* **CHALLENGE**
Gather all lines in the entries below that include the word "expected".

───── MATERIAL SUPPLIED ─────

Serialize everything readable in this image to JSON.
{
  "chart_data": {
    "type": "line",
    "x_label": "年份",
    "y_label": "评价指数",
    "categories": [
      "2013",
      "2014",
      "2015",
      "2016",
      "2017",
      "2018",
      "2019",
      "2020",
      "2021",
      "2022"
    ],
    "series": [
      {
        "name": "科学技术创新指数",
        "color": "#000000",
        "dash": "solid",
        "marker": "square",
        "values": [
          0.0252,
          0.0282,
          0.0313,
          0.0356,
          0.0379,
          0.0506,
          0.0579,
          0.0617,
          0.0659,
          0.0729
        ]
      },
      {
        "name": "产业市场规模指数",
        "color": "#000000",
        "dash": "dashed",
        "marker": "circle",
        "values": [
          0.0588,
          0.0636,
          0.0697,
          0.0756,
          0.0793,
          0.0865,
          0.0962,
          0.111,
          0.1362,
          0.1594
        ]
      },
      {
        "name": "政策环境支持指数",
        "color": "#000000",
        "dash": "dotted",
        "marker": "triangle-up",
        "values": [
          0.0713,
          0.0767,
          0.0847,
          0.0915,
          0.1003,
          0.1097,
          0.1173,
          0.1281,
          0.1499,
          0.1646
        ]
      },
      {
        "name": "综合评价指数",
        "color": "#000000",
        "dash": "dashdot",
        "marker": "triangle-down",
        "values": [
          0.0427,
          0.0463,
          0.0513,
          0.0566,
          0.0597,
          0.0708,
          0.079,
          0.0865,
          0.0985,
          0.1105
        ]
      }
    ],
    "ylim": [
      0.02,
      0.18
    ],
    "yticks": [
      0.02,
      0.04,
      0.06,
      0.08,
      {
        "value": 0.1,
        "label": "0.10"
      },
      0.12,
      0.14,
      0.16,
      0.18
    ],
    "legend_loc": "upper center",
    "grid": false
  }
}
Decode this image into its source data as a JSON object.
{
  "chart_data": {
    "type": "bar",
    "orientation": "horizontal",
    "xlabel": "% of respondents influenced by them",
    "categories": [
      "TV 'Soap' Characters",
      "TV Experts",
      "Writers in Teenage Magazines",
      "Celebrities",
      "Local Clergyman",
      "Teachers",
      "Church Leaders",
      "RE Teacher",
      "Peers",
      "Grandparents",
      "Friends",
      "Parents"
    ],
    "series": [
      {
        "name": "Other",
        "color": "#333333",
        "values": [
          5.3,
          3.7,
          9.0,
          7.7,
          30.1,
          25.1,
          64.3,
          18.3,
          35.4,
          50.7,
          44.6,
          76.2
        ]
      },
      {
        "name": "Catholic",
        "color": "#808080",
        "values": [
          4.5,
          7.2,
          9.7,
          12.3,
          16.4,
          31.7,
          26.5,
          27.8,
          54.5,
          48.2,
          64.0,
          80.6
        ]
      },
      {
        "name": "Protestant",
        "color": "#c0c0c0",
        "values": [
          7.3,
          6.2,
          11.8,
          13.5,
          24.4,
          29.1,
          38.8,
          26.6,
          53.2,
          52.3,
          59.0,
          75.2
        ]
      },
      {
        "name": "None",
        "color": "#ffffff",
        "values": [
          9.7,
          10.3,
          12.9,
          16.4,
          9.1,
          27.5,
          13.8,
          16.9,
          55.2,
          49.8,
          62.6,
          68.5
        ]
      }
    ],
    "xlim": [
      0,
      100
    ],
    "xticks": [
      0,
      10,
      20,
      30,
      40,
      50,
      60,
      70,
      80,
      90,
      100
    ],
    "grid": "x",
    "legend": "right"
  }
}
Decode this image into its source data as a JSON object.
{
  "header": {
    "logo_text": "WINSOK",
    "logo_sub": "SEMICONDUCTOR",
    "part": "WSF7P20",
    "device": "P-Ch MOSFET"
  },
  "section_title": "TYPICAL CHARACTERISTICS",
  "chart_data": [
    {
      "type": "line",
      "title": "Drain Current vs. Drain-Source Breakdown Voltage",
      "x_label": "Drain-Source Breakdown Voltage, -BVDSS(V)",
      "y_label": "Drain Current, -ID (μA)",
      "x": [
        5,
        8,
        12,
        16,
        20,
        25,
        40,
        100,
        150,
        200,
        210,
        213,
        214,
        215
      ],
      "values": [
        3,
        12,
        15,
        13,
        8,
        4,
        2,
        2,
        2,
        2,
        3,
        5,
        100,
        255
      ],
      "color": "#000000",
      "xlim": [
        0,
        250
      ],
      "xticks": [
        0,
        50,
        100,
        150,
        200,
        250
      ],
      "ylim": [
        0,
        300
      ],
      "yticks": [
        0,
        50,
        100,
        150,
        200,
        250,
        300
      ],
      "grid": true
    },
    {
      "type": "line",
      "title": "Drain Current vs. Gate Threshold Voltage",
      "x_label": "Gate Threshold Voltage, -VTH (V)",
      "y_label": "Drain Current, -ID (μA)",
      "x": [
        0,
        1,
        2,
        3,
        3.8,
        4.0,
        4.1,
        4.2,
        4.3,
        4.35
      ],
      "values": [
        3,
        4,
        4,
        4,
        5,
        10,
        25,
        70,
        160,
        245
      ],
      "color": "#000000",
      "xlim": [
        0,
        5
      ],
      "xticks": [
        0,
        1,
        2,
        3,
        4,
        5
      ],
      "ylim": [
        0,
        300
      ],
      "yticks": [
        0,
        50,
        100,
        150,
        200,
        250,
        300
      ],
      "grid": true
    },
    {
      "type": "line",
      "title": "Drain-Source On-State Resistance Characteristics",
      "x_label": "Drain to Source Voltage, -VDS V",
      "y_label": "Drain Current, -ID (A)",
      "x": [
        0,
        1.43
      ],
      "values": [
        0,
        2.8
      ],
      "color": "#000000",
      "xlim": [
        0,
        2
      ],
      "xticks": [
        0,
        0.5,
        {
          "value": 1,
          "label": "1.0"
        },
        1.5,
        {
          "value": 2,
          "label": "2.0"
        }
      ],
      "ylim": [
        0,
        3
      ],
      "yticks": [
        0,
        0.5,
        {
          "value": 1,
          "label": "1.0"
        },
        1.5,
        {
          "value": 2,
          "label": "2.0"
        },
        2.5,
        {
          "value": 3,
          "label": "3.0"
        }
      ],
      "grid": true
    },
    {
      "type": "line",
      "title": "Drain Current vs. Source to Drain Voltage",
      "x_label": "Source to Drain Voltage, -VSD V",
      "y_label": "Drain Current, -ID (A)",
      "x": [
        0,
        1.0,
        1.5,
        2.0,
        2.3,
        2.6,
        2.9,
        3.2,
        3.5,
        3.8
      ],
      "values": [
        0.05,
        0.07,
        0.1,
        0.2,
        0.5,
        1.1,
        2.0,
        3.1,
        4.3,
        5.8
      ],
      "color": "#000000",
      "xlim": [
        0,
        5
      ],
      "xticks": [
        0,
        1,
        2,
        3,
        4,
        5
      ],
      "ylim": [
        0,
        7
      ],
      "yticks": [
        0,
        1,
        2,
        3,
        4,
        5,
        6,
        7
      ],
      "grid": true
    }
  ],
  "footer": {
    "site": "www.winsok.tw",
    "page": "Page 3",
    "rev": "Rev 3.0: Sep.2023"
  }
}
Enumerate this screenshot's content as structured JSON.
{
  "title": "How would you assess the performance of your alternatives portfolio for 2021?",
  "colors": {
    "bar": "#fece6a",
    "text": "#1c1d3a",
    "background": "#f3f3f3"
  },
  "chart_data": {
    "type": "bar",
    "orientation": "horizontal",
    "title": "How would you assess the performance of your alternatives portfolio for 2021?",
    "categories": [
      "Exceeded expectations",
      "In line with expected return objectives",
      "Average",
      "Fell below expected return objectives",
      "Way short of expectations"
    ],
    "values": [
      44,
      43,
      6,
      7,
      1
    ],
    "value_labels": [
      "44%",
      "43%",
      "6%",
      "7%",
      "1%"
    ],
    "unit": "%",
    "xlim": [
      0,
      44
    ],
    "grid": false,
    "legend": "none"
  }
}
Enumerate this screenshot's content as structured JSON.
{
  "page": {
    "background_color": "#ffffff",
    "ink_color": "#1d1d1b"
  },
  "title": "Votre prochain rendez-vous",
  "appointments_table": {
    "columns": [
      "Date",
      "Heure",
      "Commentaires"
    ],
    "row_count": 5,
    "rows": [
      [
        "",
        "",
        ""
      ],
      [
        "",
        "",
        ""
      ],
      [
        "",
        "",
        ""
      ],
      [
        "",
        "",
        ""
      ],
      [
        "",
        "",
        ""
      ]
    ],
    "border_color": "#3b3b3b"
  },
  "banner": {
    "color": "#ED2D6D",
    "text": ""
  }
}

─────

* **TASK SOLUTION**
      "In line with expected return objectives",
      "Fell below expected return objectives",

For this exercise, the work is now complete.